**Instructions for the task**: Set each entry down verbatim, omitting images.

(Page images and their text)

#####

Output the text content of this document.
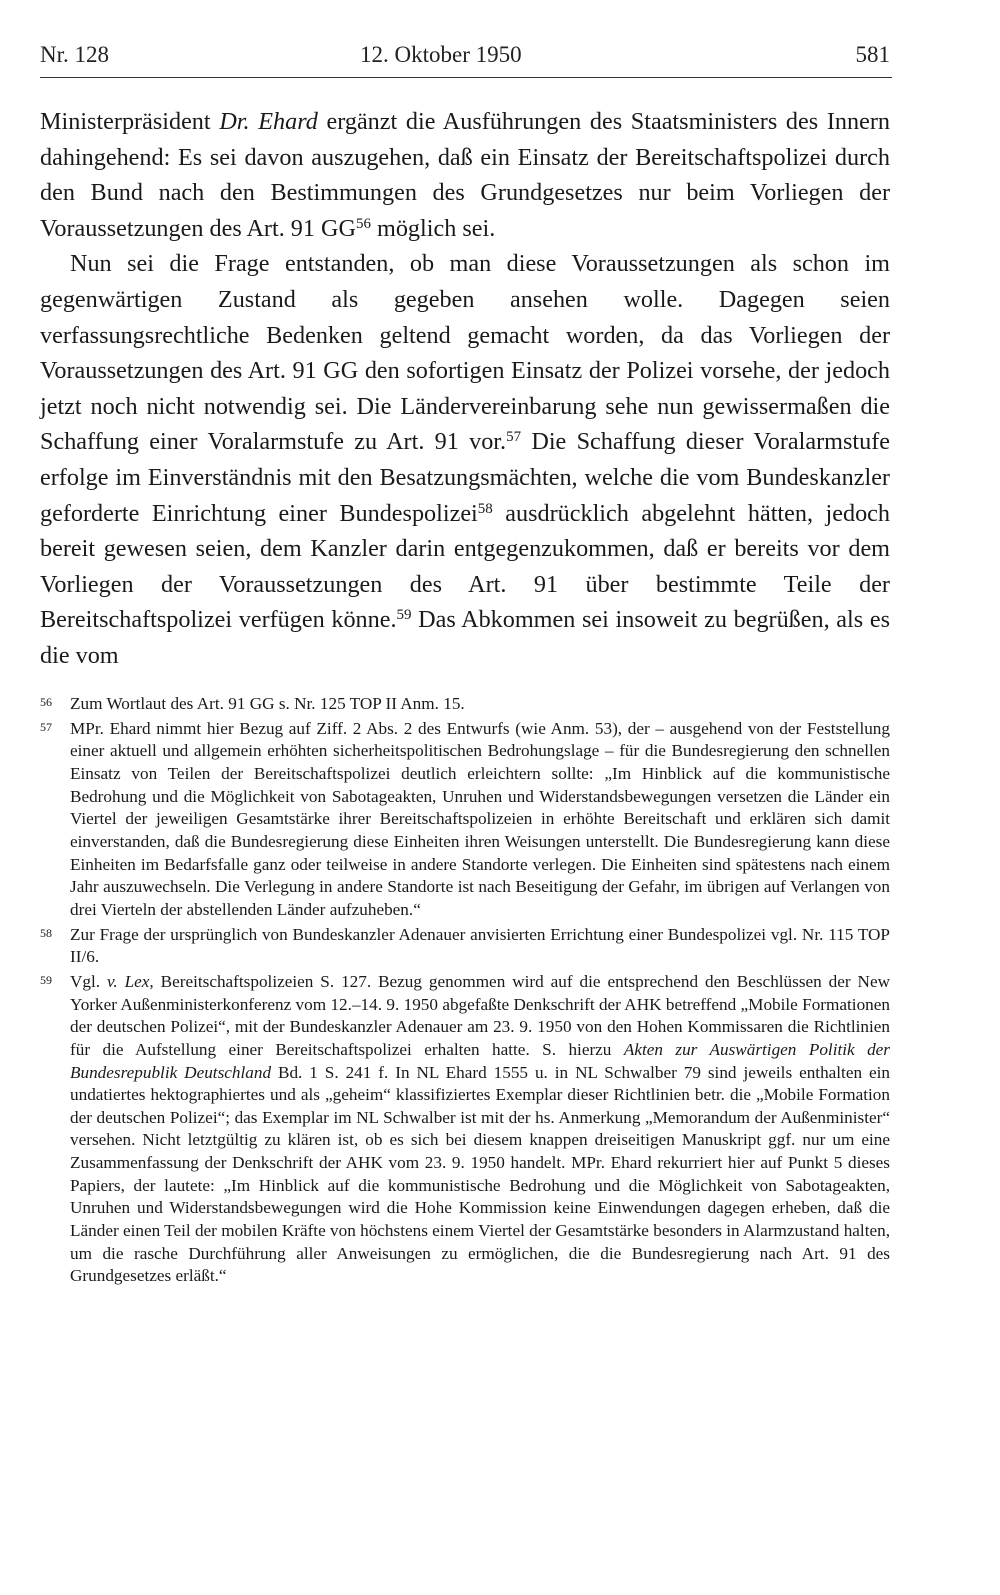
Nr. 128	12. Oktober 1950	581

Ministerpräsident Dr. Ehard ergänzt die Ausführungen des Staatsministers des Innern dahingehend: Es sei davon auszugehen, daß ein Einsatz der Bereitschaftspolizei durch den Bund nach den Bestimmungen des Grundgesetzes nur beim Vorliegen der Voraussetzungen des Art. 91 GG$^{56}$ möglich sei.

Nun sei die Frage entstanden, ob man diese Voraussetzungen als schon im gegenwärtigen Zustand als gegeben ansehen wolle. Dagegen seien verfassungsrechtliche Bedenken geltend gemacht worden, da das Vorliegen der Voraussetzungen des Art. 91 GG den sofortigen Einsatz der Polizei vorsehe, der jedoch jetzt noch nicht notwendig sei. Die Ländervereinbarung sehe nun gewissermaßen die Schaffung einer Voralarmstufe zu Art. 91 vor.$^{57}$ Die Schaffung dieser Voralarmstufe erfolge im Einverständnis mit den Besatzungsmächten, welche die vom Bundeskanzler geforderte Einrichtung einer Bundespolizei$^{58}$ ausdrücklich abgelehnt hätten, jedoch bereit gewesen seien, dem Kanzler darin entgegenzukommen, daß er bereits vor dem Vorliegen der Voraussetzungen des Art. 91 über bestimmte Teile der Bereitschaftspolizei verfügen könne.$^{59}$ Das Abkommen sei insoweit zu begrüßen, als es die vom

56 Zum Wortlaut des Art. 91 GG s. Nr. 125 TOP II Anm. 15.
57 MPr. Ehard nimmt hier Bezug auf Ziff. 2 Abs. 2 des Entwurfs (wie Anm. 53), der – ausgehend von der Feststellung einer aktuell und allgemein erhöhten sicherheitspolitischen Bedrohungslage – für die Bundesregierung den schnellen Einsatz von Teilen der Bereitschaftspolizei deutlich erleichtern sollte: „Im Hinblick auf die kommunistische Bedrohung und die Möglichkeit von Sabotageakten, Unruhen und Widerstandsbewegungen versetzen die Länder ein Viertel der jeweiligen Gesamtstärke ihrer Bereitschaftspolizeien in erhöhte Bereitschaft und erklären sich damit einverstanden, daß die Bundesregierung diese Einheiten ihren Weisungen unterstellt. Die Bundesregierung kann diese Einheiten im Bedarfsfalle ganz oder teilweise in andere Standorte verlegen. Die Einheiten sind spätestens nach einem Jahr auszuwechseln. Die Verlegung in andere Standorte ist nach Beseitigung der Gefahr, im übrigen auf Verlangen von drei Vierteln der abstellenden Länder aufzuheben.“
58 Zur Frage der ursprünglich von Bundeskanzler Adenauer anvisierten Errichtung einer Bundespolizei vgl. Nr. 115 TOP II/6.
59 Vgl. v. Lex, Bereitschaftspolizeien S. 127. Bezug genommen wird auf die entsprechend den Beschlüssen der New Yorker Außenministerkonferenz vom 12.–14. 9. 1950 abgefaßte Denkschrift der AHK betreffend „Mobile Formationen der deutschen Polizei“, mit der Bundeskanzler Adenauer am 23. 9. 1950 von den Hohen Kommissaren die Richtlinien für die Aufstellung einer Bereitschaftspolizei erhalten hatte. S. hierzu Akten zur Auswärtigen Politik der Bundesrepublik Deutschland Bd. 1 S. 241 f. In NL Ehard 1555 u. in NL Schwalber 79 sind jeweils enthalten ein undatiertes hektographiertes und als „geheim“ klassifiziertes Exemplar dieser Richtlinien betr. die „Mobile Formation der deutschen Polizei“; das Exemplar im NL Schwalber ist mit der hs. Anmerkung „Memorandum der Außenminister“ versehen. Nicht letztgültig zu klären ist, ob es sich bei diesem knappen dreiseitigen Manuskript ggf. nur um eine Zusammenfassung der Denkschrift der AHK vom 23. 9. 1950 handelt. MPr. Ehard rekurriert hier auf Punkt 5 dieses Papiers, der lautete: „Im Hinblick auf die kommunistische Bedrohung und die Möglichkeit von Sabotageakten, Unruhen und Widerstandsbewegungen wird die Hohe Kommission keine Einwendungen dagegen erheben, daß die Länder einen Teil der mobilen Kräfte von höchstens einem Viertel der Gesamtstärke besonders in Alarmzustand halten, um die rasche Durchführung aller Anweisungen zu ermöglichen, die die Bundesregierung nach Art. 91 des Grundgesetzes erläßt.“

#####

**Written response**:
Output the text content of this document.
Nr. 128	12. Oktober 1950	581

Ministerpräsident Dr. Ehard ergänzt die Ausführungen des Staatsministers des Innern dahingehend: Es sei davon auszugehen, daß ein Einsatz der Bereitschaftspolizei durch den Bund nach den Bestimmungen des Grundgesetzes nur beim Vorliegen der Voraussetzungen des Art. 91 GG$^{56}$ möglich sei.

Nun sei die Frage entstanden, ob man diese Voraussetzungen als schon im gegenwärtigen Zustand als gegeben ansehen wolle. Dagegen seien verfassungsrechtliche Bedenken geltend gemacht worden, da das Vorliegen der Voraussetzungen des Art. 91 GG den sofortigen Einsatz der Polizei vorsehe, der jedoch jetzt noch nicht notwendig sei. Die Ländervereinbarung sehe nun gewissermaßen die Schaffung einer Voralarmstufe zu Art. 91 vor.$^{57}$ Die Schaffung dieser Voralarmstufe erfolge im Einverständnis mit den Besatzungsmächten, welche die vom Bundeskanzler geforderte Einrichtung einer Bundespolizei$^{58}$ ausdrücklich abgelehnt hätten, jedoch bereit gewesen seien, dem Kanzler darin entgegenzukommen, daß er bereits vor dem Vorliegen der Voraussetzungen des Art. 91 über bestimmte Teile der Bereitschaftspolizei verfügen könne.$^{59}$ Das Abkommen sei insoweit zu begrüßen, als es die vom

56 Zum Wortlaut des Art. 91 GG s. Nr. 125 TOP II Anm. 15.
57 MPr. Ehard nimmt hier Bezug auf Ziff. 2 Abs. 2 des Entwurfs (wie Anm. 53), der – ausgehend von der Feststellung einer aktuell und allgemein erhöhten sicherheitspolitischen Bedrohungslage – für die Bundesregierung den schnellen Einsatz von Teilen der Bereitschaftspolizei deutlich erleichtern sollte: „Im Hinblick auf die kommunistische Bedrohung und die Möglichkeit von Sabotageakten, Unruhen und Widerstandsbewegungen versetzen die Länder ein Viertel der jeweiligen Gesamtstärke ihrer Bereitschaftspolizeien in erhöhte Bereitschaft und erklären sich damit einverstanden, daß die Bundesregierung diese Einheiten ihren Weisungen unterstellt. Die Bundesregierung kann diese Einheiten im Bedarfsfalle ganz oder teilweise in andere Standorte verlegen. Die Einheiten sind spätestens nach einem Jahr auszuwechseln. Die Verlegung in andere Standorte ist nach Beseitigung der Gefahr, im übrigen auf Verlangen von drei Vierteln der abstellenden Länder aufzuheben.“
58 Zur Frage der ursprünglich von Bundeskanzler Adenauer anvisierten Errichtung einer Bundespolizei vgl. Nr. 115 TOP II/6.
59 Vgl. v. Lex, Bereitschaftspolizeien S. 127. Bezug genommen wird auf die entsprechend den Beschlüssen der New Yorker Außenministerkonferenz vom 12.–14. 9. 1950 abgefaßte Denkschrift der AHK betreffend „Mobile Formationen der deutschen Polizei“, mit der Bundeskanzler Adenauer am 23. 9. 1950 von den Hohen Kommissaren die Richtlinien für die Aufstellung einer Bereitschaftspolizei erhalten hatte. S. hierzu Akten zur Auswärtigen Politik der Bundesrepublik Deutschland Bd. 1 S. 241 f. In NL Ehard 1555 u. in NL Schwalber 79 sind jeweils enthalten ein undatiertes hektographiertes und als „geheim“ klassifiziertes Exemplar dieser Richtlinien betr. die „Mobile Formation der deutschen Polizei“; das Exemplar im NL Schwalber ist mit der hs. Anmerkung „Memorandum der Außenminister“ versehen. Nicht letztgültig zu klären ist, ob es sich bei diesem knappen dreiseitigen Manuskript ggf. nur um eine Zusammenfassung der Denkschrift der AHK vom 23. 9. 1950 handelt. MPr. Ehard rekurriert hier auf Punkt 5 dieses Papiers, der lautete: „Im Hinblick auf die kommunistische Bedrohung und die Möglichkeit von Sabotageakten, Unruhen und Widerstandsbewegungen wird die Hohe Kommission keine Einwendungen dagegen erheben, daß die Länder einen Teil der mobilen Kräfte von höchstens einem Viertel der Gesamtstärke besonders in Alarmzustand halten, um die rasche Durchführung aller Anweisungen zu ermöglichen, die die Bundesregierung nach Art. 91 des Grundgesetzes erläßt.“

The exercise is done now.